## Aim
From the entries that follow, list every line in which the string "ranking" appears.

[Start of The records]

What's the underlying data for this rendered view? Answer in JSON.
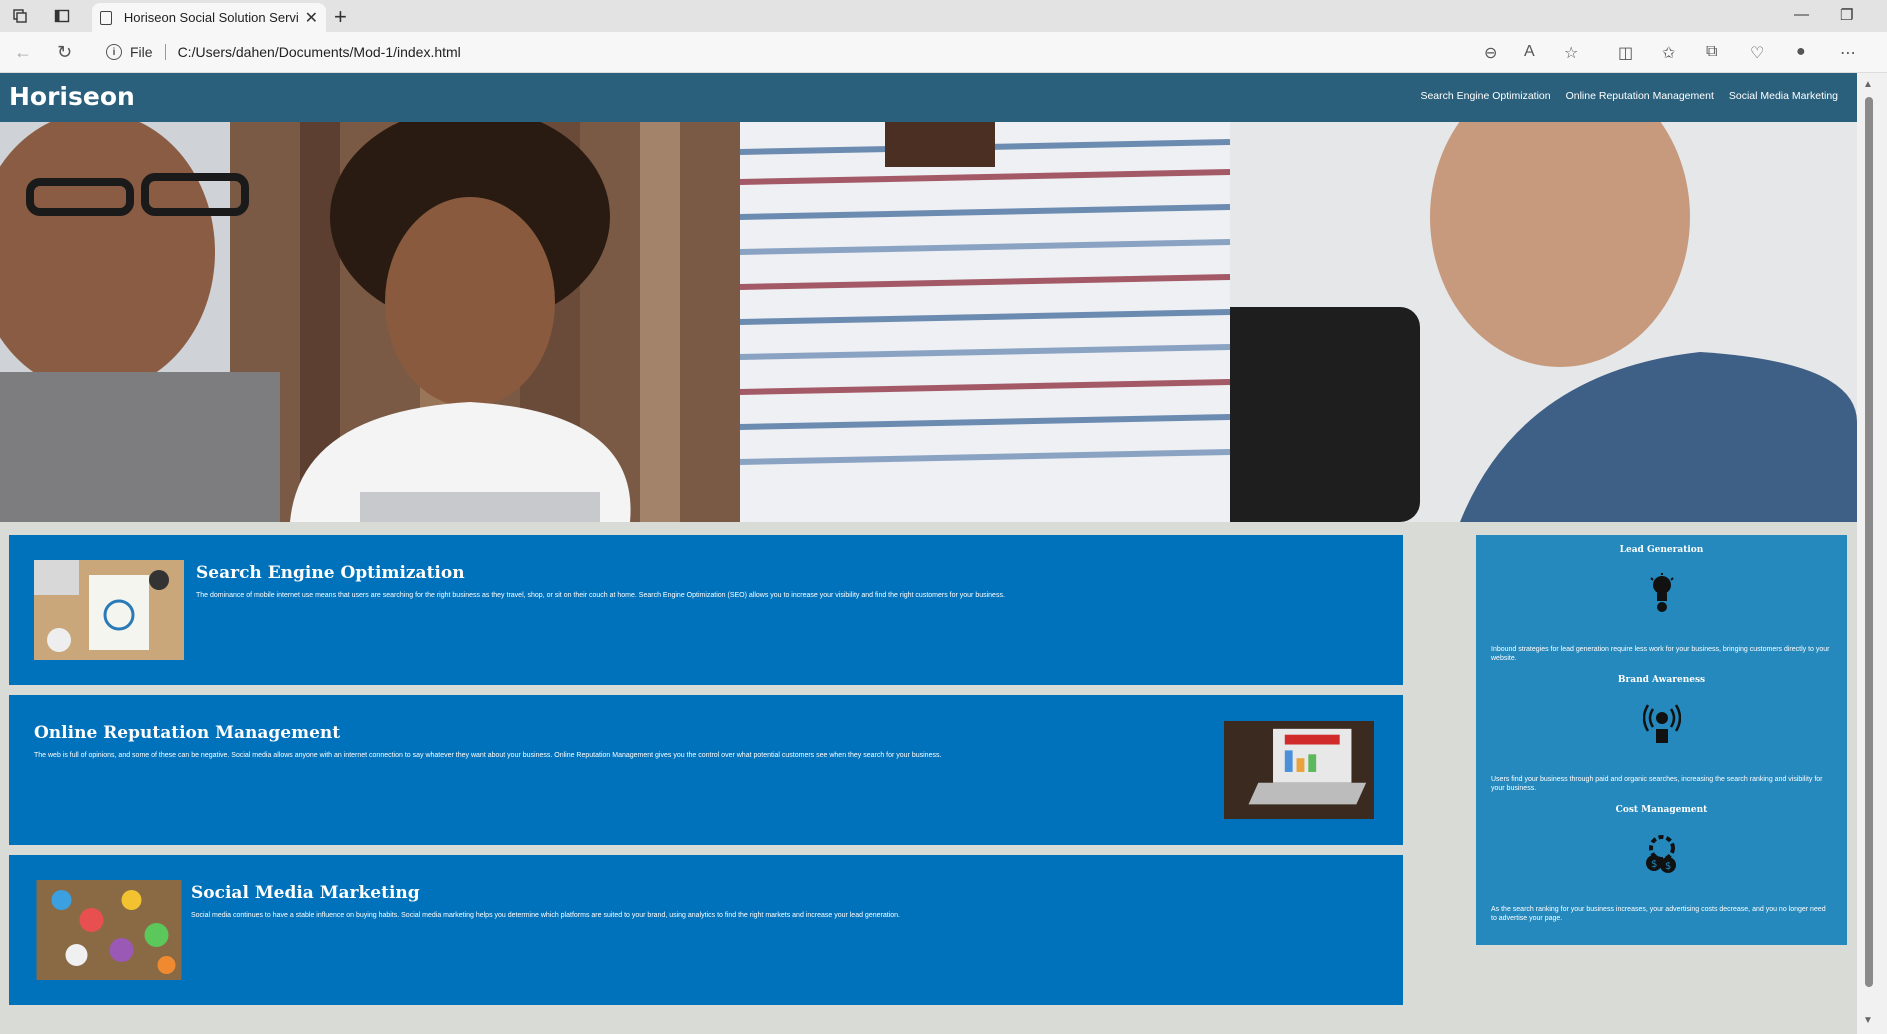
{
  "browser": {
    "tab_title": "Horiseon Social Solution Services",
    "address_prefix": "File",
    "url": "C:/Users/dahen/Documents/Mod-1/index.html"
  },
  "header": {
    "logo": "Horiseon",
    "nav": [
      "Search Engine Optimization",
      "Online Reputation Management",
      "Social Media Marketing"
    ]
  },
  "content": [
    {
      "title": "Search Engine Optimization",
      "text": "The dominance of mobile internet use means that users are searching for the right business as they travel, shop, or sit on their couch at home. Search Engine Optimization (SEO) allows you to increase your visibility and find the right customers for your business."
    },
    {
      "title": "Online Reputation Management",
      "text": "The web is full of opinions, and some of these can be negative. Social media allows anyone with an internet connection to say whatever they want about your business. Online Reputation Management gives you the control over what potential customers see when they search for your business."
    },
    {
      "title": "Social Media Marketing",
      "text": "Social media continues to have a stable influence on buying habits. Social media marketing helps you determine which platforms are suited to your brand, using analytics to find the right markets and increase your lead generation."
    }
  ],
  "benefits": [
    {
      "title": "Lead Generation",
      "icon": "lightbulb-icon",
      "text": "Inbound strategies for lead generation require less work for your business, bringing customers directly to your website."
    },
    {
      "title": "Brand Awareness",
      "icon": "broadcast-icon",
      "text": "Users find your business through paid and organic searches, increasing the search ranking and visibility for your business."
    },
    {
      "title": "Cost Management",
      "icon": "gear-money-icon",
      "text": "As the search ranking for your business increases, your advertising costs decrease, and you no longer need to advertise your page."
    }
  ],
  "colors": {
    "header": "#2a607c",
    "content_card": "#0072bb",
    "benefits": "#2589bd",
    "page_bg": "#d9dcd6"
  }
}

[End of The records]

## Exercise answer
      "text": "Users find your business through paid and organic searches, increasing the search ranking and visibility for your business."
      "text": "As the search ranking for your business increases, your advertising costs decrease, and you no longer need to advertise your page."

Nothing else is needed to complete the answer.